Chart and figure data:

┄┄┄┄┄┄┄┄┄┄┄┄┄┄┄┄┄┄┄┄

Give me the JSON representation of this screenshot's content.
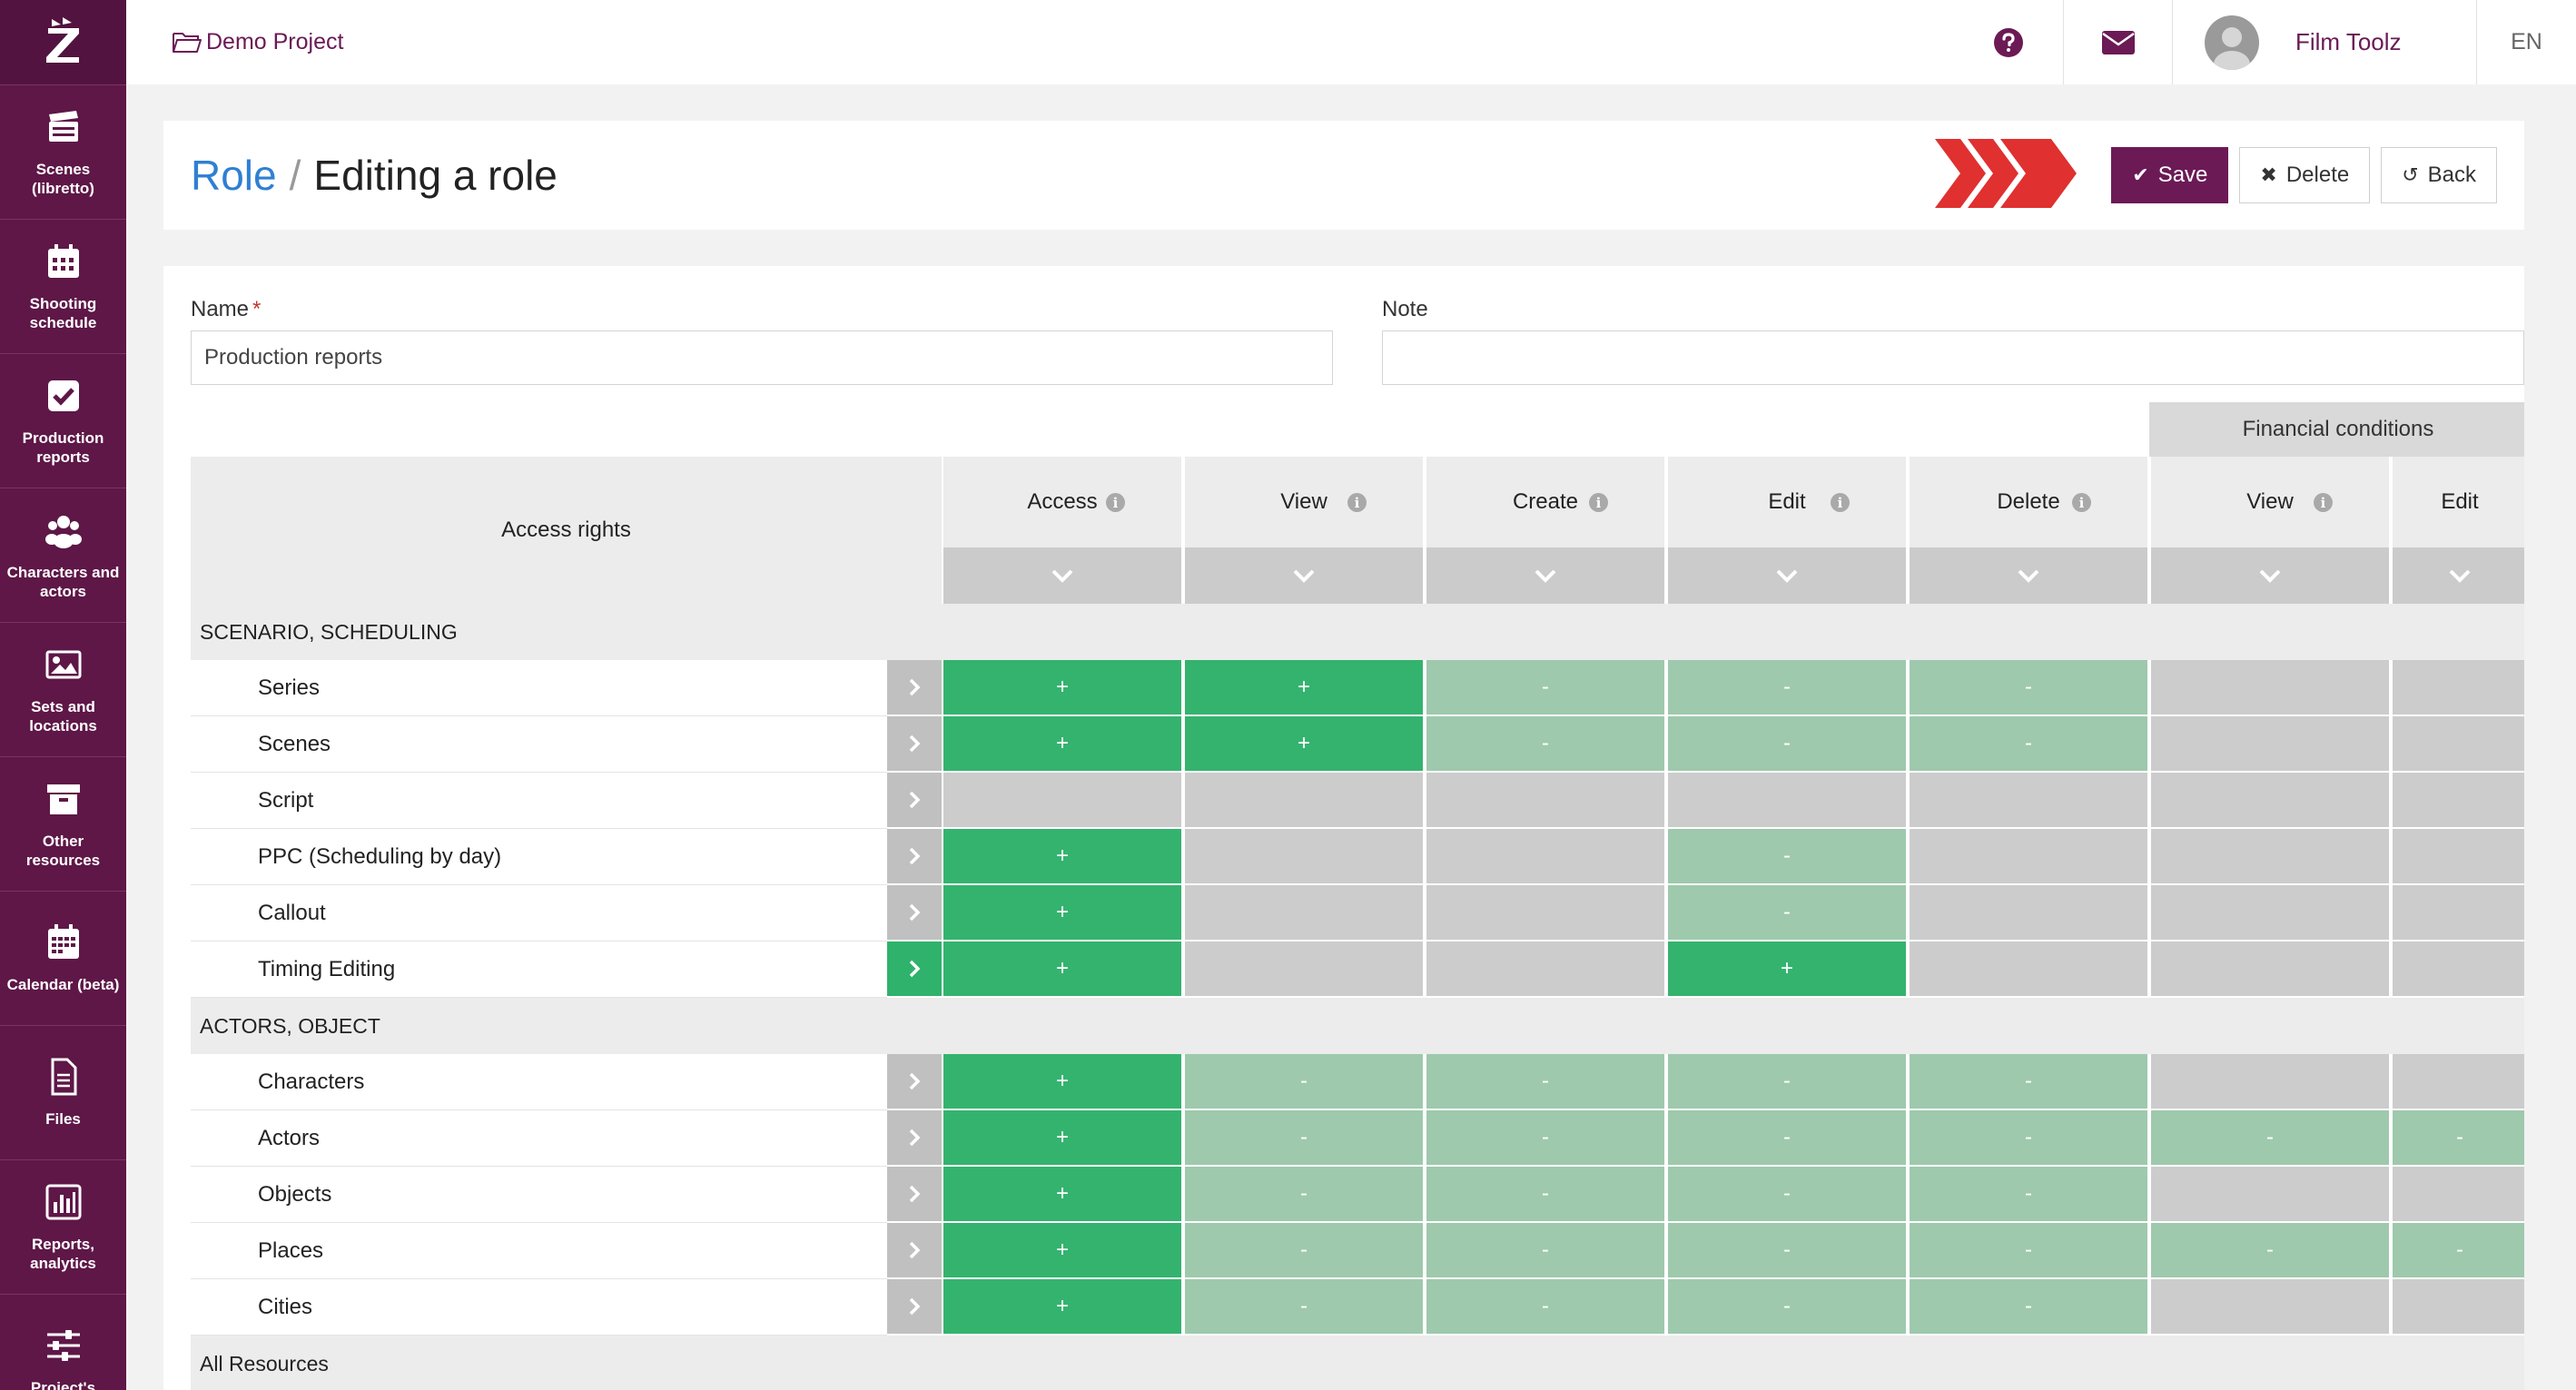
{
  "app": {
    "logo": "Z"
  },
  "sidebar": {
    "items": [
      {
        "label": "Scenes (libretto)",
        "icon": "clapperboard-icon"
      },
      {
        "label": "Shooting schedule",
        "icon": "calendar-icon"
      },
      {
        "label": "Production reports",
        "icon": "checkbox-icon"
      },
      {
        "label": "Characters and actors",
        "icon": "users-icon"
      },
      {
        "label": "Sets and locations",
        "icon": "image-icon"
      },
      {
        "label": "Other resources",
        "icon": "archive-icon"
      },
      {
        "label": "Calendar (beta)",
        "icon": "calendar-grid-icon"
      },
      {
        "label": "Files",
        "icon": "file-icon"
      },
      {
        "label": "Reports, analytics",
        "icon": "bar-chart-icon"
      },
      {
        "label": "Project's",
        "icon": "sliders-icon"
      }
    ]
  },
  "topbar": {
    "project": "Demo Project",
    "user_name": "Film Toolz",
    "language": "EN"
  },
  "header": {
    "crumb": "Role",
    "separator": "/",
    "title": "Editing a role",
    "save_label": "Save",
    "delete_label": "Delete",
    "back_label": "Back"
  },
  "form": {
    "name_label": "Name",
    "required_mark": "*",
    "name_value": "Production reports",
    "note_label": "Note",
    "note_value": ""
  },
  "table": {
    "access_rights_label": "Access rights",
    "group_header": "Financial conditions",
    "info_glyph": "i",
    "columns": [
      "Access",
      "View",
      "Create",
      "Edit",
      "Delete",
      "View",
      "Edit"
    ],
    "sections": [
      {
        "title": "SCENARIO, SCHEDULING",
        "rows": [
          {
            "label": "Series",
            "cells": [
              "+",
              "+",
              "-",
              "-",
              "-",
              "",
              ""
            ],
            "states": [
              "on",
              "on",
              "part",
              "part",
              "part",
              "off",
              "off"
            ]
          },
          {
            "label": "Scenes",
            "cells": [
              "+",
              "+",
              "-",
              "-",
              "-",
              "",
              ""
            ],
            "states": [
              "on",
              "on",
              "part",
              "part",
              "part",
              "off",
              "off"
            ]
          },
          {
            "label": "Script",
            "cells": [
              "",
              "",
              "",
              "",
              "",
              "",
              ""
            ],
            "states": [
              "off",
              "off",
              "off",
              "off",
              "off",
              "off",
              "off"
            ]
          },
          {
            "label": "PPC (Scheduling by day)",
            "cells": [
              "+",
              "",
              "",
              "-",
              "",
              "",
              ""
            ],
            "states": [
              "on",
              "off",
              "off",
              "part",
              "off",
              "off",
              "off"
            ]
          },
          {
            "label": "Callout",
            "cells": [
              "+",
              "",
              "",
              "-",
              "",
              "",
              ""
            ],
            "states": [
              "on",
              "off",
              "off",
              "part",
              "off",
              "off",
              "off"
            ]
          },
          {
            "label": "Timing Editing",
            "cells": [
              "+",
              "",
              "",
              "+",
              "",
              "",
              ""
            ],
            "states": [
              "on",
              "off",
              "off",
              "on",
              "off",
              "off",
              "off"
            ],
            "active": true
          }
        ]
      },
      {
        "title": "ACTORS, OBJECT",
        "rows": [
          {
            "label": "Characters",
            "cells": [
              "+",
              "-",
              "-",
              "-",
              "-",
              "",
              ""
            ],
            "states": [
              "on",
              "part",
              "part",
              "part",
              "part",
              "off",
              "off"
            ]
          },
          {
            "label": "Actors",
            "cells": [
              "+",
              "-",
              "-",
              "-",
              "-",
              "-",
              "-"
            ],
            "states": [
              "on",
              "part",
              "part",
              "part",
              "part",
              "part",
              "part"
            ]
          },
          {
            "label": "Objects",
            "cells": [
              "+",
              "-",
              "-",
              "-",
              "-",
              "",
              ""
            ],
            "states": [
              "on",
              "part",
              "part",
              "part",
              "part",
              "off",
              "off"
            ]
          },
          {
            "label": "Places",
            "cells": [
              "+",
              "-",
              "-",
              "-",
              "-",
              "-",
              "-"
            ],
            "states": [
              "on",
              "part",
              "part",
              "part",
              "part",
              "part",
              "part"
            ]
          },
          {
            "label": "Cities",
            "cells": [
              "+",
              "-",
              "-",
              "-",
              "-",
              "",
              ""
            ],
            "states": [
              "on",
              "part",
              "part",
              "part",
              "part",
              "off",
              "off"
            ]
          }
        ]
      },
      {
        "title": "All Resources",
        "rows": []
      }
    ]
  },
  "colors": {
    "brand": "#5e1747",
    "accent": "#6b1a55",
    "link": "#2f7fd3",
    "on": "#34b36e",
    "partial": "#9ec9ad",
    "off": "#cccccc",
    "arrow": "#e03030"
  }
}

┄┄┄┄┄┄┄┄┄┄┄┄┄┄┄┄┄┄┄┄

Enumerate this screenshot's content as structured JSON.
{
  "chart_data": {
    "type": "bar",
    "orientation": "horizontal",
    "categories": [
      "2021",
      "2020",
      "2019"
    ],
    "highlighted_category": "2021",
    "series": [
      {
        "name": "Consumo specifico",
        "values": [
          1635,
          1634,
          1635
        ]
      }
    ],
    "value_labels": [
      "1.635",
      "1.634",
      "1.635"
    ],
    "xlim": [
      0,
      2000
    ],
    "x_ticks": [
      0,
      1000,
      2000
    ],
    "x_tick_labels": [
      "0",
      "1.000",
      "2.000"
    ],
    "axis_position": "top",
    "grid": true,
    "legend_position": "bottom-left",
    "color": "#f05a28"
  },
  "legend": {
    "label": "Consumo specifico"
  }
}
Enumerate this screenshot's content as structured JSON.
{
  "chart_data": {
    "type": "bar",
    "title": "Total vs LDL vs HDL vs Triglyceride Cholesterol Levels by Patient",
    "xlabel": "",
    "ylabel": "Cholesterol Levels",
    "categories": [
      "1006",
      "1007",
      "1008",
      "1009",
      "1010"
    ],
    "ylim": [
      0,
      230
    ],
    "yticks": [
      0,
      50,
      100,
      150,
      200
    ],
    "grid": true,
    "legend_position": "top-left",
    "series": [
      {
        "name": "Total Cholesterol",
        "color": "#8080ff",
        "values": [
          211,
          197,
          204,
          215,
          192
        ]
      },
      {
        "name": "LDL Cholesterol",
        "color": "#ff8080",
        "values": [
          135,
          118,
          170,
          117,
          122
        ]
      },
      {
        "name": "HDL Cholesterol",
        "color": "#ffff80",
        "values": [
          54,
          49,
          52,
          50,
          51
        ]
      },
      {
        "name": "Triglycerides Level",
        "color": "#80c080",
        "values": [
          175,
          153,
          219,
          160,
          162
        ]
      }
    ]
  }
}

┄┄┄┄┄┄┄┄┄┄┄┄┄┄┄┄┄┄┄┄

Goal: Search the entries for the word "Production" and pick out every line that holds it.

Answer to the task:
        "label": "Production reports",
    "name_value": "Production reports",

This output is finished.